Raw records
════════════════

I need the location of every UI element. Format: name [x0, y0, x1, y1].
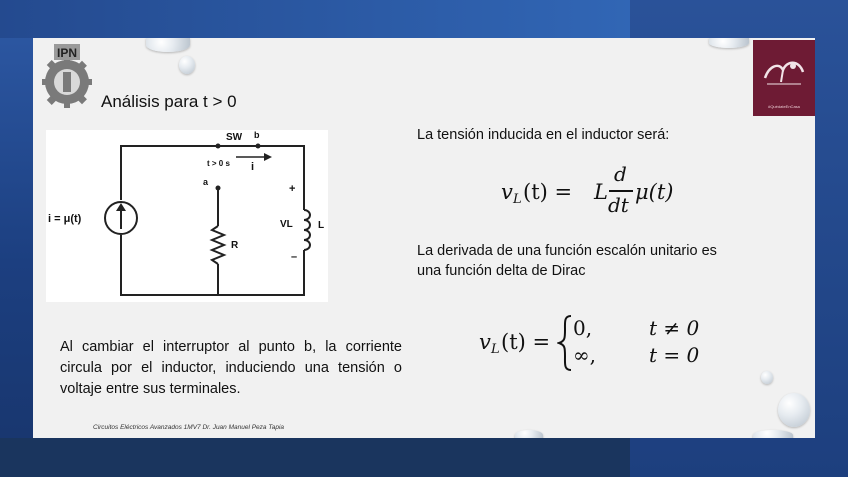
case2-value: ∞,	[573, 343, 597, 367]
node-b-label: b	[254, 130, 260, 140]
equation-piecewise	[479, 312, 739, 374]
node-b-dot	[256, 144, 261, 149]
derivative-text-line1: La derivada de una función escalón unitario es	[417, 243, 717, 259]
circuit-diagram	[46, 130, 328, 302]
eq1-arg: (t) =	[523, 180, 573, 204]
derivative-text-line2: una función delta de Dirac	[417, 263, 586, 279]
ipn-logo	[40, 42, 94, 110]
resistor	[212, 226, 224, 264]
water-drop	[761, 371, 773, 384]
time-label: t > 0 s	[207, 159, 230, 168]
eq2-arg: (t) =	[501, 330, 551, 354]
eq1-lhs: v	[501, 180, 513, 204]
footer-course-info: Circuitos Eléctricos Avanzados 1MV7 Dr. Juan Manuel Peza Tapia	[93, 424, 285, 431]
case2-condition: t = 0	[649, 343, 700, 367]
eq2-sub: L	[491, 342, 500, 357]
current-arrow	[264, 153, 272, 161]
eq1-denominator: dt	[608, 193, 629, 217]
node-a-dot	[216, 186, 221, 191]
background-top	[0, 0, 630, 38]
wire-bottom	[121, 235, 304, 295]
induced-voltage-text: La tensión inducida en el inductor será:	[417, 127, 670, 143]
slide-title: Análisis para t > 0	[101, 92, 237, 111]
inductor-label: L	[318, 220, 325, 231]
background-bottom	[0, 438, 630, 477]
switch-label: SW	[226, 132, 243, 143]
current-label: i	[251, 161, 255, 173]
logo-caption: #QuédateEnCasa	[768, 104, 800, 109]
water-drop	[515, 430, 543, 438]
source-label: i = μ(t)	[48, 213, 82, 225]
water-drop	[709, 38, 749, 48]
water-drop	[778, 393, 810, 427]
eq1-coef: L	[594, 180, 608, 204]
case1-condition: t ≠ 0	[649, 316, 700, 340]
eq1-fraction-bar	[609, 190, 633, 192]
ipn-logo-text: IPN	[56, 46, 78, 60]
eq1-sub: L	[513, 192, 522, 207]
piecewise-brace	[557, 314, 573, 372]
eq1-numerator: d	[614, 162, 627, 186]
case1-value: 0,	[573, 316, 593, 340]
wire-top-left	[121, 146, 218, 200]
plus-label: +	[289, 183, 296, 195]
resistor-label: R	[231, 240, 239, 251]
eq2-lhs: v	[479, 330, 491, 354]
water-drop	[753, 430, 793, 438]
minus-label: –	[291, 251, 298, 263]
node-a-label: a	[203, 177, 209, 187]
switch-pivot	[216, 144, 221, 149]
explanation-paragraph: Al cambiar el interruptor al punto b, la corriente circula por el inductor, induciendo una tensión o voltaje entre sus terminales.	[60, 339, 402, 397]
slide	[33, 38, 815, 438]
quedate-en-casa-logo	[753, 40, 815, 116]
inductor	[304, 210, 310, 250]
equation-induced-voltage	[501, 162, 761, 222]
voltage-label: VL	[280, 219, 293, 230]
eq1-function: μ(t)	[635, 180, 674, 204]
water-drop	[179, 56, 195, 74]
water-drop	[146, 38, 190, 52]
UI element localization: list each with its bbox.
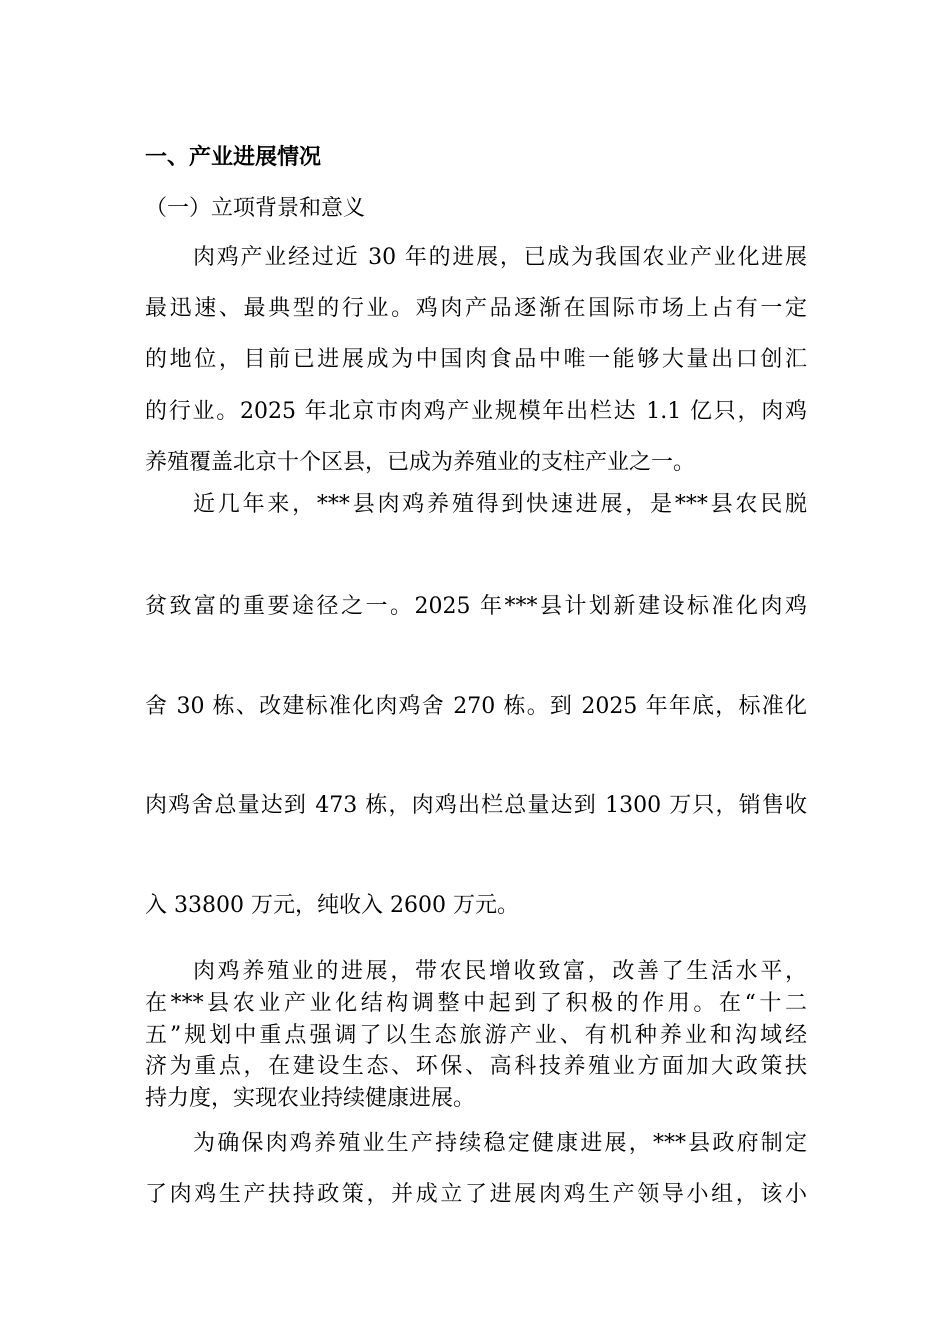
paragraph-1-line-3: 的地位，目前已进展成为中国肉食品中唯一能够大量出口创汇 — [145, 347, 807, 372]
paragraph-3-line-5: 持力度，实现农业持续健康进展。 — [145, 1086, 476, 1111]
section-heading: 一、产业进展情况 — [145, 144, 322, 170]
paragraph-2-line-4: 肉鸡舍总量达到 473 栋，肉鸡出栏总量达到 1300 万只，销售收 — [145, 793, 807, 818]
paragraph-3-line-2: 在***县农业产业化结构调整中起到了积极的作用。在“十二 — [145, 991, 807, 1016]
paragraph-3-line-3: 五”规划中重点强调了以生态旅游产业、有机种养业和沟域经 — [145, 1023, 807, 1048]
paragraph-2-line-2: 贫致富的重要途径之一。2025 年***县计划新建设标准化肉鸡 — [145, 594, 807, 619]
paragraph-3-line-4: 济为重点，在建设生态、环保、高科技养殖业方面加大政策扶 — [145, 1054, 807, 1079]
paragraph-1-line-1: 肉鸡产业经过近 30 年的进展，已成为我国农业产业化进展 — [193, 245, 807, 270]
paragraph-3-line-1: 肉鸡养殖业的进展，带农民增收致富，改善了生活水平， — [193, 959, 807, 984]
paragraph-1-line-4: 的行业。2025 年北京市肉鸡产业规模年出栏达 1.1 亿只，肉鸡 — [145, 399, 807, 424]
paragraph-1-line-2: 最迅速、最典型的行业。鸡肉产品逐渐在国际市场上占有一定 — [145, 296, 807, 321]
paragraph-1-line-5: 养殖覆盖北京十个区县，已成为养殖业的支柱产业之一。 — [145, 450, 696, 475]
paragraph-2-line-1: 近几年来，***县肉鸡养殖得到快速进展，是***县农民脱 — [193, 492, 807, 517]
paragraph-4-line-2: 了肉鸡生产扶持政策，并成立了进展肉鸡生产领导小组，该小 — [145, 1182, 807, 1207]
paragraph-2-line-3: 舍 30 栋、改建标准化肉鸡舍 270 栋。到 2025 年年底，标准化 — [145, 694, 807, 719]
paragraph-4-line-1: 为确保肉鸡养殖业生产持续稳定健康进展，***县政府制定 — [193, 1131, 807, 1156]
subsection-heading: （一）立项背景和意义 — [145, 196, 366, 221]
paragraph-2-line-5: 入 33800 万元，纯收入 2600 万元。 — [145, 893, 519, 918]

════════════════

Please reproduce every line of the records above word for word, leaving out the two picture lines.

● Written solution:
I need the location of every UI element. Format: name [x0, y0, x1, y1].
case2-value: ∞,	[573, 343, 597, 367]
node-b-label: b	[254, 130, 260, 140]
equation-piecewise	[479, 312, 739, 374]
node-b-dot	[256, 144, 261, 149]
derivative-text-line1: La derivada de una función escalón unitario es	[417, 243, 717, 259]
circuit-diagram	[46, 130, 328, 302]
eq1-arg: (t) =	[523, 180, 573, 204]
derivative-text-line2: una función delta de Dirac	[417, 263, 586, 279]
ipn-logo	[40, 42, 94, 110]
resistor	[212, 226, 224, 264]
water-drop	[761, 371, 773, 384]
time-label: t > 0 s	[207, 159, 230, 168]
eq2-arg: (t) =	[501, 330, 551, 354]
eq1-lhs: v	[501, 180, 513, 204]
footer-course-info: Circuitos Eléctricos Avanzados 1MV7 Dr. Juan Manuel Peza Tapia	[93, 424, 285, 431]
case2-condition: t = 0	[649, 343, 700, 367]
eq2-sub: L	[491, 342, 500, 357]
current-arrow	[264, 153, 272, 161]
eq1-denominator: dt	[608, 193, 629, 217]
node-a-dot	[216, 186, 221, 191]
background-top	[0, 0, 630, 38]
wire-bottom	[121, 235, 304, 295]
induced-voltage-text: La tensión inducida en el inductor será:	[417, 127, 670, 143]
slide-title: Análisis para t > 0	[101, 92, 237, 111]
inductor-label: L	[318, 220, 325, 231]
background-bottom	[0, 438, 630, 477]
switch-label: SW	[226, 132, 243, 143]
current-label: i	[251, 161, 255, 173]
logo-caption: #QuédateEnCasa	[768, 104, 800, 109]
water-drop	[515, 430, 543, 438]
source-label: i = μ(t)	[48, 213, 82, 225]
water-drop	[709, 38, 749, 48]
water-drop	[778, 393, 810, 427]
eq1-coef: L	[594, 180, 608, 204]
case1-condition: t ≠ 0	[649, 316, 700, 340]
eq1-fraction-bar	[609, 190, 633, 192]
ipn-logo-text: IPN	[56, 46, 78, 60]
eq1-sub: L	[513, 192, 522, 207]
piecewise-brace	[557, 314, 573, 372]
eq1-numerator: d	[614, 162, 627, 186]
case1-value: 0,	[573, 316, 593, 340]
wire-top-left	[121, 146, 218, 200]
plus-label: +	[289, 183, 296, 195]
resistor-label: R	[231, 240, 239, 251]
eq2-lhs: v	[479, 330, 491, 354]
water-drop	[753, 430, 793, 438]
minus-label: –	[291, 251, 298, 263]
node-a-label: a	[203, 177, 209, 187]
switch-pivot	[216, 144, 221, 149]
explanation-paragraph: Al cambiar el interruptor al punto b, la corriente circula por el inductor, induciendo una tensión o voltaje entre sus terminales.	[60, 339, 402, 397]
slide	[33, 38, 815, 438]
quedate-en-casa-logo	[753, 40, 815, 116]
inductor	[304, 210, 310, 250]
equation-induced-voltage	[501, 162, 761, 222]
voltage-label: VL	[280, 219, 293, 230]
eq1-function: μ(t)	[635, 180, 674, 204]
water-drop	[179, 56, 195, 74]
water-drop	[146, 38, 190, 52]
UI element localization: list each with its bbox.
paragraph-1-line-3: 的地位，目前已进展成为中国肉食品中唯一能够大量出口创汇 — [145, 347, 807, 372]
paragraph-3-line-5: 持力度，实现农业持续健康进展。 — [145, 1086, 476, 1111]
section-heading: 一、产业进展情况 — [145, 144, 322, 170]
paragraph-2-line-4: 肉鸡舍总量达到 473 栋，肉鸡出栏总量达到 1300 万只，销售收 — [145, 793, 807, 818]
paragraph-3-line-2: 在***县农业产业化结构调整中起到了积极的作用。在“十二 — [145, 991, 807, 1016]
paragraph-3-line-3: 五”规划中重点强调了以生态旅游产业、有机种养业和沟域经 — [145, 1023, 807, 1048]
paragraph-2-line-2: 贫致富的重要途径之一。2025 年***县计划新建设标准化肉鸡 — [145, 594, 807, 619]
paragraph-3-line-4: 济为重点，在建设生态、环保、高科技养殖业方面加大政策扶 — [145, 1054, 807, 1079]
paragraph-1-line-1: 肉鸡产业经过近 30 年的进展，已成为我国农业产业化进展 — [193, 245, 807, 270]
paragraph-3-line-1: 肉鸡养殖业的进展，带农民增收致富，改善了生活水平， — [193, 959, 807, 984]
paragraph-1-line-4: 的行业。2025 年北京市肉鸡产业规模年出栏达 1.1 亿只，肉鸡 — [145, 399, 807, 424]
paragraph-1-line-2: 最迅速、最典型的行业。鸡肉产品逐渐在国际市场上占有一定 — [145, 296, 807, 321]
paragraph-1-line-5: 养殖覆盖北京十个区县，已成为养殖业的支柱产业之一。 — [145, 450, 696, 475]
paragraph-2-line-1: 近几年来，***县肉鸡养殖得到快速进展，是***县农民脱 — [193, 492, 807, 517]
paragraph-4-line-2: 了肉鸡生产扶持政策，并成立了进展肉鸡生产领导小组，该小 — [145, 1182, 807, 1207]
paragraph-2-line-3: 舍 30 栋、改建标准化肉鸡舍 270 栋。到 2025 年年底，标准化 — [145, 694, 807, 719]
paragraph-4-line-1: 为确保肉鸡养殖业生产持续稳定健康进展，***县政府制定 — [193, 1131, 807, 1156]
subsection-heading: （一）立项背景和意义 — [145, 196, 366, 221]
paragraph-2-line-5: 入 33800 万元，纯收入 2600 万元。 — [145, 893, 519, 918]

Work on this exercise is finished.